→ **Exercise**
Rewrite all of the entries below, replacing "Rear mounting plate" with "Back mounting plate" wherever it appears and keeping everything else unchanged.
•••••
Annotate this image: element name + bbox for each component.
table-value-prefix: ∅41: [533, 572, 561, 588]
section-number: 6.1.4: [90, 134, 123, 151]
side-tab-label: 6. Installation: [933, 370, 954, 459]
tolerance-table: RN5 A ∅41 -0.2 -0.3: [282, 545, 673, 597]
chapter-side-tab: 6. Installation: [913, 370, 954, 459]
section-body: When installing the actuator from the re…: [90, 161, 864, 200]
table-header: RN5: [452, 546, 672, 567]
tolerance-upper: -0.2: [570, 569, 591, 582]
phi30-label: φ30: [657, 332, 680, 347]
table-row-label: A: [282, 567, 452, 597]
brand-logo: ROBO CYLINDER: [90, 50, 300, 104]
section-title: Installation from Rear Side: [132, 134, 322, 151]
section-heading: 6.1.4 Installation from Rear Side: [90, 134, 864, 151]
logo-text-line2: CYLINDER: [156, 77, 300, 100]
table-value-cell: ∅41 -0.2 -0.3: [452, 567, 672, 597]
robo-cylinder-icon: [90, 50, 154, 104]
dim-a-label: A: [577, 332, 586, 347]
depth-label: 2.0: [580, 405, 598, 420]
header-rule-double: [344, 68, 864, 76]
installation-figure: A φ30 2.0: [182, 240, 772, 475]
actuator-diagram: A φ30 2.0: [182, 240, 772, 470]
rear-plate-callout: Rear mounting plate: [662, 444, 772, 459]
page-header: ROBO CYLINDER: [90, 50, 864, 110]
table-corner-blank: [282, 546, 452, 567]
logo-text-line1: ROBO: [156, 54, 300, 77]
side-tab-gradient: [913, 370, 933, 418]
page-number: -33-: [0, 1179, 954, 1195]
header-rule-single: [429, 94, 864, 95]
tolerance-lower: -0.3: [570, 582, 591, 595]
•••••
→ **Answer**
Annotate this image: element name + bbox for each component.
table-value-prefix: ∅41: [533, 572, 561, 588]
section-number: 6.1.4: [90, 134, 123, 151]
side-tab-label: 6. Installation: [933, 370, 954, 459]
tolerance-table: RN5 A ∅41 -0.2 -0.3: [282, 545, 673, 597]
chapter-side-tab: 6. Installation: [913, 370, 954, 459]
section-body: When installing the actuator from the re…: [90, 161, 864, 200]
table-header: RN5: [452, 546, 672, 567]
tolerance-upper: -0.2: [570, 569, 591, 582]
phi30-label: φ30: [657, 332, 680, 347]
table-row-label: A: [282, 567, 452, 597]
brand-logo: ROBO CYLINDER: [90, 50, 300, 104]
section-title: Installation from Rear Side: [132, 134, 322, 151]
section-heading: 6.1.4 Installation from Rear Side: [90, 134, 864, 151]
logo-text-line2: CYLINDER: [156, 77, 300, 100]
table-value-cell: ∅41 -0.2 -0.3: [452, 567, 672, 597]
robo-cylinder-icon: [90, 50, 154, 104]
dim-a-label: A: [577, 332, 586, 347]
depth-label: 2.0: [580, 405, 598, 420]
header-rule-double: [344, 68, 864, 76]
installation-figure: A φ30 2.0: [182, 240, 772, 475]
actuator-diagram: A φ30 2.0: [182, 240, 772, 470]
rear-plate-callout: Back mounting plate: [662, 444, 772, 459]
page-header: ROBO CYLINDER: [90, 50, 864, 110]
table-corner-blank: [282, 546, 452, 567]
logo-text-line1: ROBO: [156, 54, 300, 77]
side-tab-gradient: [913, 370, 933, 418]
page-number: -33-: [0, 1179, 954, 1195]
header-rule-single: [429, 94, 864, 95]
tolerance-lower: -0.3: [570, 582, 591, 595]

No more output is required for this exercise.